▶ WHAT IS EXPECTED
Copy out the listing in full, exactly as written, but not its pictures.

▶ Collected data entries
******

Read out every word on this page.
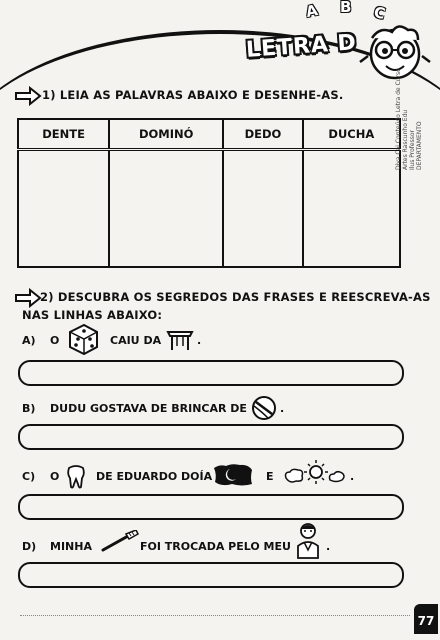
A B C
LETRA D
1) LEIA AS PALAVRAS ABAIXO E DESENHE-AS.
DENTE	DOMINÓ	DEDO	DUCHA
				Diva Cai Conteúdo Letra de Curso Artes Rascunho Edu Ilus Professor DEPARTAMENTO
2) DESCUBRA OS SEGREDOS DAS FRASES E REESCREVA-AS
NAS LINHAS ABAIXO:
A) O	CAIU DA	.
B) DUDU GOSTAVA DE BRINCAR DE	.
C) O	DE EDUARDO DOÍA	E	.
D) MINHA	FOI TROCADA PELO MEU	.
77
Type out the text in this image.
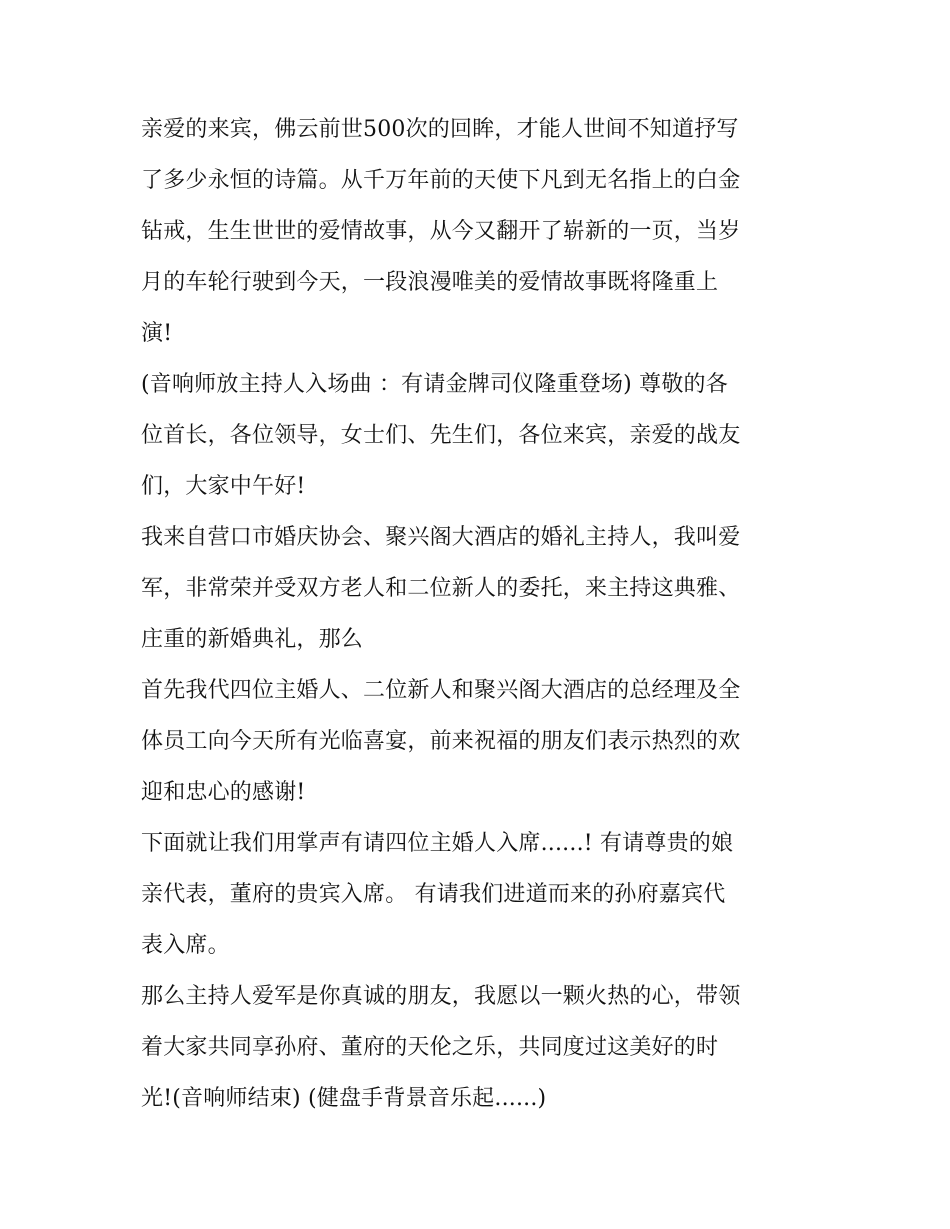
亲爱的来宾，佛云前世500次的回眸，才能人世间不知道抒写
了多少永恒的诗篇。从千万年前的天使下凡到无名指上的白金
钻戒，生生世世的爱情故事，从今又翻开了崭新的一页，当岁
月的车轮行驶到今天，一段浪漫唯美的爱情故事既将隆重上
演!
(音响师放主持人入场曲 ：有请金牌司仪隆重登场) 尊敬的各
位首长，各位领导，女士们、先生们，各位来宾，亲爱的战友
们，大家中午好!
我来自营口市婚庆协会、聚兴阁大酒店的婚礼主持人，我叫爱
军，非常荣并受双方老人和二位新人的委托，来主持这典雅、
庄重的新婚典礼，那么
首先我代四位主婚人、二位新人和聚兴阁大酒店的总经理及全
体员工向今天所有光临喜宴，前来祝福的朋友们表示热烈的欢
迎和忠心的感谢!
下面就让我们用掌声有请四位主婚人入席......! 有请尊贵的娘
亲代表，董府的贵宾入席。 有请我们进道而来的孙府嘉宾代
表入席。
那么主持人爱军是你真诚的朋友，我愿以一颗火热的心，带领
着大家共同享孙府、董府的天伦之乐，共同度过这美好的时
光!(音响师结束) (健盘手背景音乐起......)
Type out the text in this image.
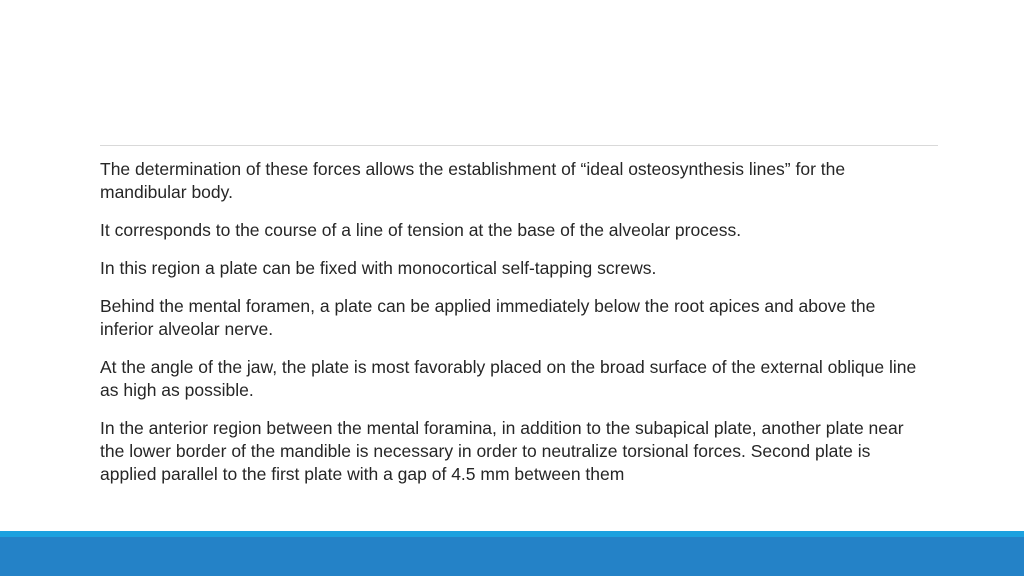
The determination of these forces allows the establishment of “ideal osteosynthesis lines” for the mandibular body.

It corresponds to the course of a line of tension at the base of the alveolar process.

In this region a plate can be fixed with monocortical self-tapping screws.

Behind the mental foramen, a plate can be applied immediately below the root apices and above the inferior alveolar nerve.

At the angle of the jaw, the plate is most favorably placed on the broad surface of the external oblique line as high as possible.

In the anterior region between the mental foramina, in addition to the subapical plate, another plate near the lower border of the mandible is necessary in order to neutralize torsional forces. Second plate is applied parallel to the first plate with a gap of 4.5 mm between them
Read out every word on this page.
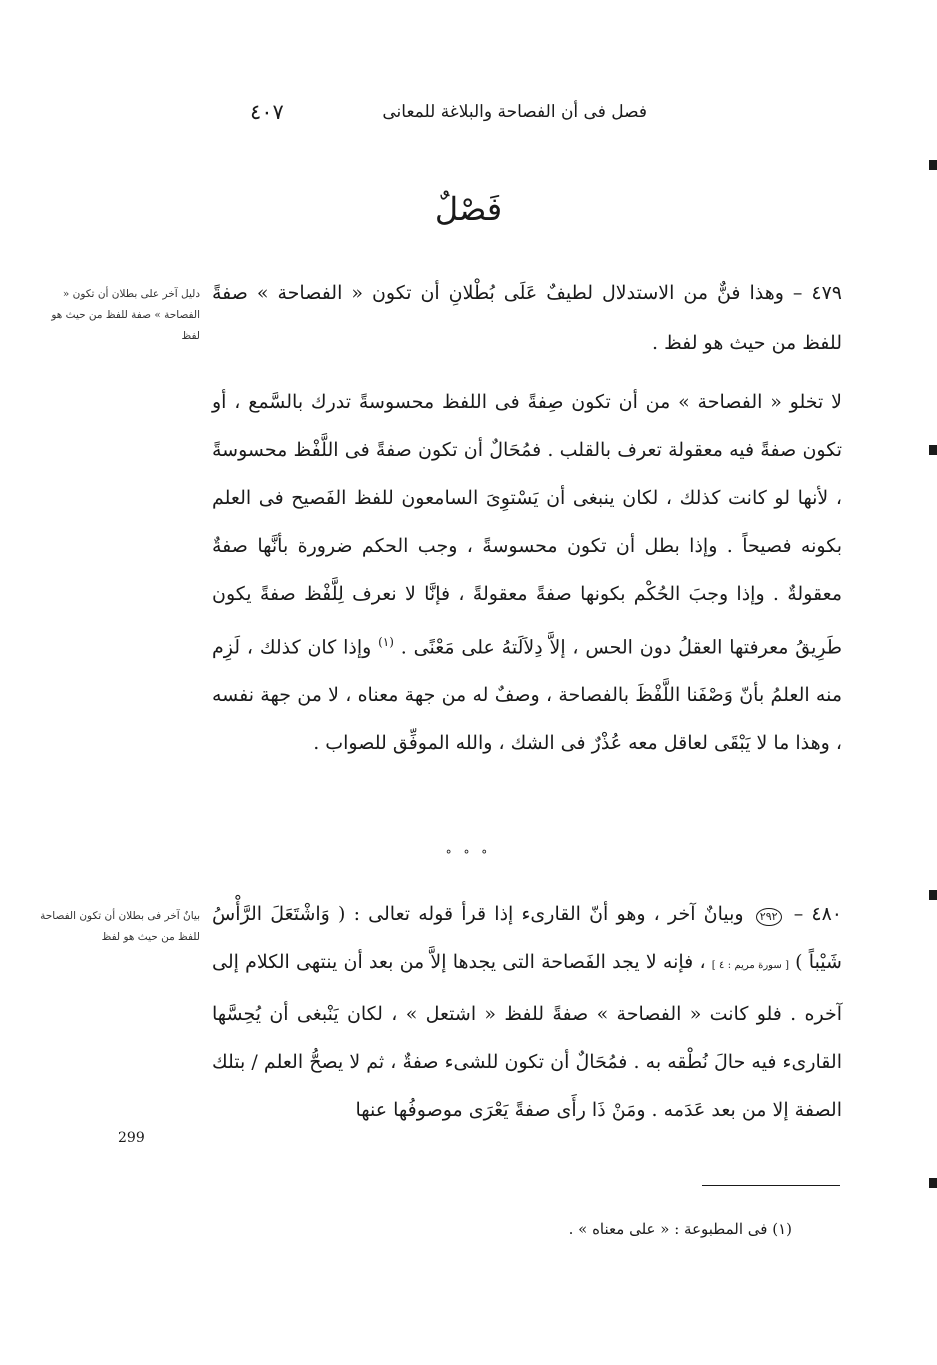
٤٠٧	فصل فى أن الفصاحة والبلاغة للمعانى
فَصْلٌ
دليل آخر على بطلان أن تكون « الفصاحة » صفة للفظ من حيث هو لفظ

٤٧٩ – وهذا فنٌّ من الاستدلال لطيفٌ عَلَى بُطْلانِ أن تكون « الفصاحة » صفةً للفظ من حيث هو لفظ .

لا تخلو « الفصاحة » من أن تكون صِفةً فى اللفظ محسوسةً تدرك بالسَّمع ، أو تكون صفةً فيه معقولة تعرف بالقلب . فمُحَالٌ أن تكون صفةً فى اللَّفْظ محسوسةً ، لأنها لو كانت كذلك ، لكان ينبغى أن يَسْتوِىَ السامعون للفظ الفَصيح فى العلم بكونه فصيحاً . وإذا بطل أن تكون محسوسةً ، وجب الحكم ضرورة بأنَّها صفةٌ معقولةٌ . وإذا وجبَ الحُكْم بكونها صفةً معقولةً ، فإنَّا لا نعرف لِلَّفْظ صفةً يكون طَرِيقُ معرفتها العقلُ دون الحس ، إلاَّ دِلاَلَتهُ على مَعْنًى . $^{(١)}$ وإذا كان كذلك ، لَزِم منه العلمُ بأنّ وَصْفَنا اللَّفْظَ بالفصاحة ، وصفٌ له من جهة معناه ، لا من جهة نفسه ، وهذا ما لا يَبْقَى لعاقل معه عُذْرٌ فى الشك ، والله الموفِّق للصواب .

° ° °
بيانٌ آخر فى بطلان أن تكون الفصاحة للفظ من حيث هو لفظ

٤٨٠ – ٢٩٢ وبيانٌ آخر ، وهو أنّ القارىء إذا قرأ قوله تعالى : ( وَاشْتَعَلَ الرَّأْسُ شَيْباً ) [ سورة مريم : ٤ ] ، فإنه لا يجد الفَصاحة التى يجدها إلاَّ من بعد أن ينتهى الكلام إلى آخره . فلو كانت « الفصاحة » صفةً للفظ « اشتعل » ، لكان يَنْبغى أن يُحِسَّها القارىء فيه حالَ نُطْقه به . فمُحَالٌ أن تكون للشىء صفةٌ ، ثم لا يصحُّ العلم / بتلك الصفة إلا من بعد عَدَمه . ومَنْ ذَا رأَى صفةً يَعْرَى موصوفُها عنها

299
(١) فى المطبوعة : « على معناه » .
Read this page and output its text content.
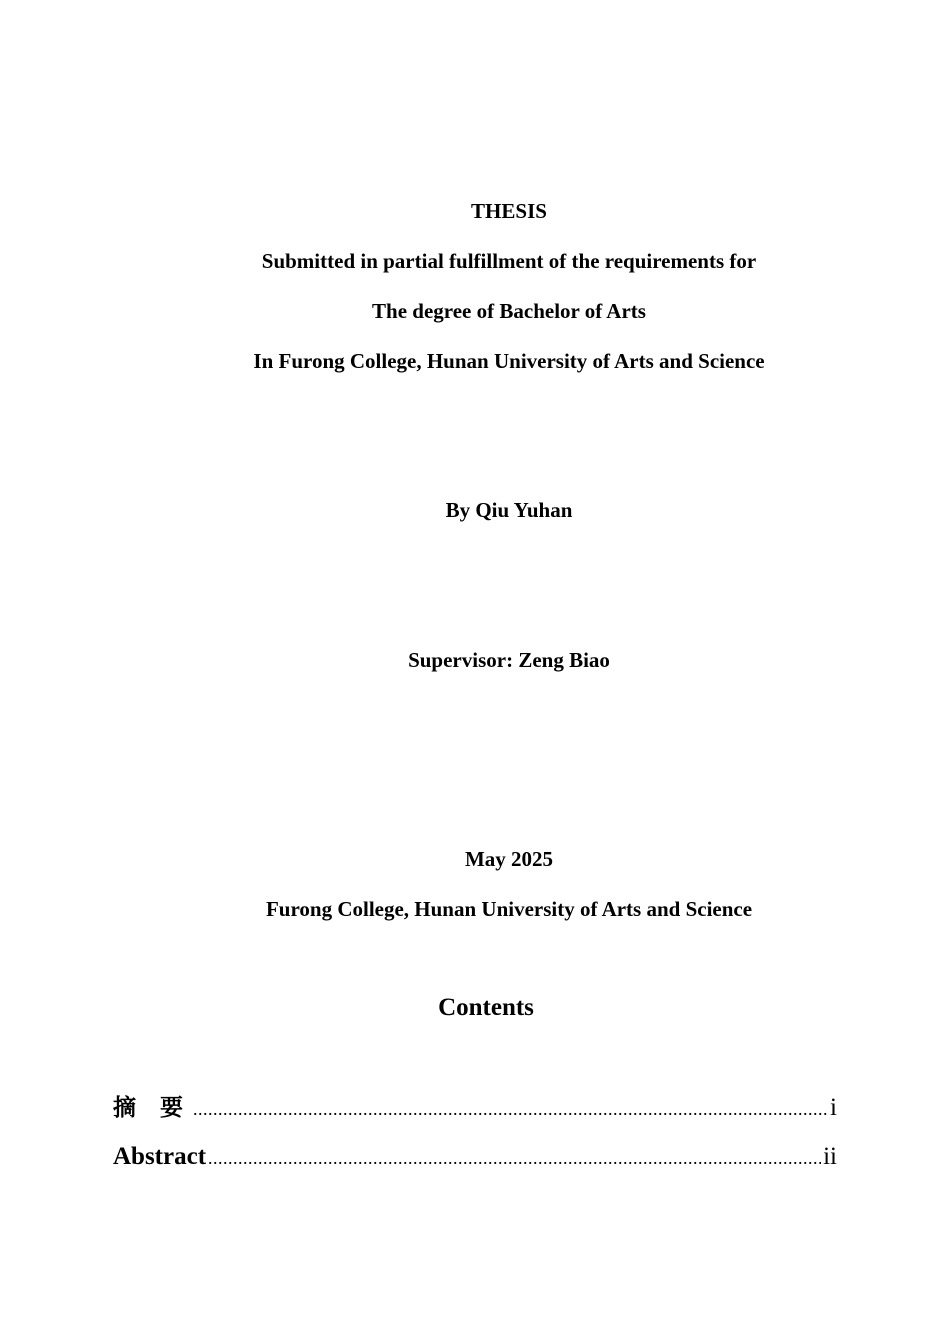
THESIS
Submitted in partial fulfillment of the requirements for
The degree of Bachelor of Arts
In Furong College, Hunan University of Arts and Science
By Qiu Yuhan
Supervisor: Zeng Biao
May 2025
Furong College, Hunan University of Arts and Science
Contents
摘 要 .....	i
Abstract .....	ii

******

▶ EXERCISE RESPONSE
Read out every word on this page.
A B C
LETRA D
1) LEIA AS PALAVRAS ABAIXO E DESENHE-AS.
DENTE	DOMINÓ	DEDO	DUCHA
				Diva Cai Conteúdo Letra de Curso Artes Rascunho Edu Ilus Professor DEPARTAMENTO
2) DESCUBRA OS SEGREDOS DAS FRASES E REESCREVA-AS
NAS LINHAS ABAIXO:
A) O	CAIU DA	.
B) DUDU GOSTAVA DE BRINCAR DE	.
C) O	DE EDUARDO DOÍA	E	.
D) MINHA	FOI TROCADA PELO MEU	.
77
Type out the text in this image.
亲爱的来宾，佛云前世500次的回眸，才能人世间不知道抒写
了多少永恒的诗篇。从千万年前的天使下凡到无名指上的白金
钻戒，生生世世的爱情故事，从今又翻开了崭新的一页，当岁
月的车轮行驶到今天，一段浪漫唯美的爱情故事既将隆重上
演!
(音响师放主持人入场曲 ：有请金牌司仪隆重登场) 尊敬的各
位首长，各位领导，女士们、先生们，各位来宾，亲爱的战友
们，大家中午好!
我来自营口市婚庆协会、聚兴阁大酒店的婚礼主持人，我叫爱
军，非常荣并受双方老人和二位新人的委托，来主持这典雅、
庄重的新婚典礼，那么
首先我代四位主婚人、二位新人和聚兴阁大酒店的总经理及全
体员工向今天所有光临喜宴，前来祝福的朋友们表示热烈的欢
迎和忠心的感谢!
下面就让我们用掌声有请四位主婚人入席......! 有请尊贵的娘
亲代表，董府的贵宾入席。 有请我们进道而来的孙府嘉宾代
表入席。
那么主持人爱军是你真诚的朋友，我愿以一颗火热的心，带领
着大家共同享孙府、董府的天伦之乐，共同度过这美好的时
光!(音响师结束) (健盘手背景音乐起......)
Type out the text in this image.
The determination of these forces allows the establishment of “ideal osteosynthesis lines” for the mandibular body.

It corresponds to the course of a line of tension at the base of the alveolar process.

In this region a plate can be fixed with monocortical self-tapping screws.

Behind the mental foramen, a plate can be applied immediately below the root apices and above the inferior alveolar nerve.

At the angle of the jaw, the plate is most favorably placed on the broad surface of the external oblique line as high as possible.

In the anterior region between the mental foramina, in addition to the subapical plate, another plate near the lower border of the mandible is necessary in order to neutralize torsional forces. Second plate is applied parallel to the first plate with a gap of 4.5 mm between them
Read out every word on this page.
٤٠٧	فصل فى أن الفصاحة والبلاغة للمعانى
فَصْلٌ
دليل آخر على بطلان أن تكون « الفصاحة » صفة للفظ من حيث هو لفظ

٤٧٩ – وهذا فنٌّ من الاستدلال لطيفٌ عَلَى بُطْلانِ أن تكون « الفصاحة » صفةً للفظ من حيث هو لفظ .

لا تخلو « الفصاحة » من أن تكون صِفةً فى اللفظ محسوسةً تدرك بالسَّمع ، أو تكون صفةً فيه معقولة تعرف بالقلب . فمُحَالٌ أن تكون صفةً فى اللَّفْظ محسوسةً ، لأنها لو كانت كذلك ، لكان ينبغى أن يَسْتوِىَ السامعون للفظ الفَصيح فى العلم بكونه فصيحاً . وإذا بطل أن تكون محسوسةً ، وجب الحكم ضرورة بأنَّها صفةٌ معقولةٌ . وإذا وجبَ الحُكْم بكونها صفةً معقولةً ، فإنَّا لا نعرف لِلَّفْظ صفةً يكون طَرِيقُ معرفتها العقلُ دون الحس ، إلاَّ دِلاَلَتهُ على مَعْنًى . $^{(١)}$ وإذا كان كذلك ، لَزِم منه العلمُ بأنّ وَصْفَنا اللَّفْظَ بالفصاحة ، وصفٌ له من جهة معناه ، لا من جهة نفسه ، وهذا ما لا يَبْقَى لعاقل معه عُذْرٌ فى الشك ، والله الموفِّق للصواب .

° ° °
بيانٌ آخر فى بطلان أن تكون الفصاحة للفظ من حيث هو لفظ

٤٨٠ – ٢٩٢ وبيانٌ آخر ، وهو أنّ القارىء إذا قرأ قوله تعالى : ( وَاشْتَعَلَ الرَّأْسُ شَيْباً ) [ سورة مريم : ٤ ] ، فإنه لا يجد الفَصاحة التى يجدها إلاَّ من بعد أن ينتهى الكلام إلى آخره . فلو كانت « الفصاحة » صفةً للفظ « اشتعل » ، لكان يَنْبغى أن يُحِسَّها القارىء فيه حالَ نُطْقه به . فمُحَالٌ أن تكون للشىء صفةٌ ، ثم لا يصحُّ العلم / بتلك الصفة إلا من بعد عَدَمه . ومَنْ ذَا رأَى صفةً يَعْرَى موصوفُها عنها

299
(١) فى المطبوعة : « على معناه » .
Read this page and output its text content.
THESIS
Submitted in partial fulfillment of the requirements for
The degree of Bachelor of Arts
In Furong College, Hunan University of Arts and Science
By Qiu Yuhan
Supervisor: Zeng Biao
May 2025
Furong College, Hunan University of Arts and Science
Contents
摘 要 .....	i
Abstract .....	ii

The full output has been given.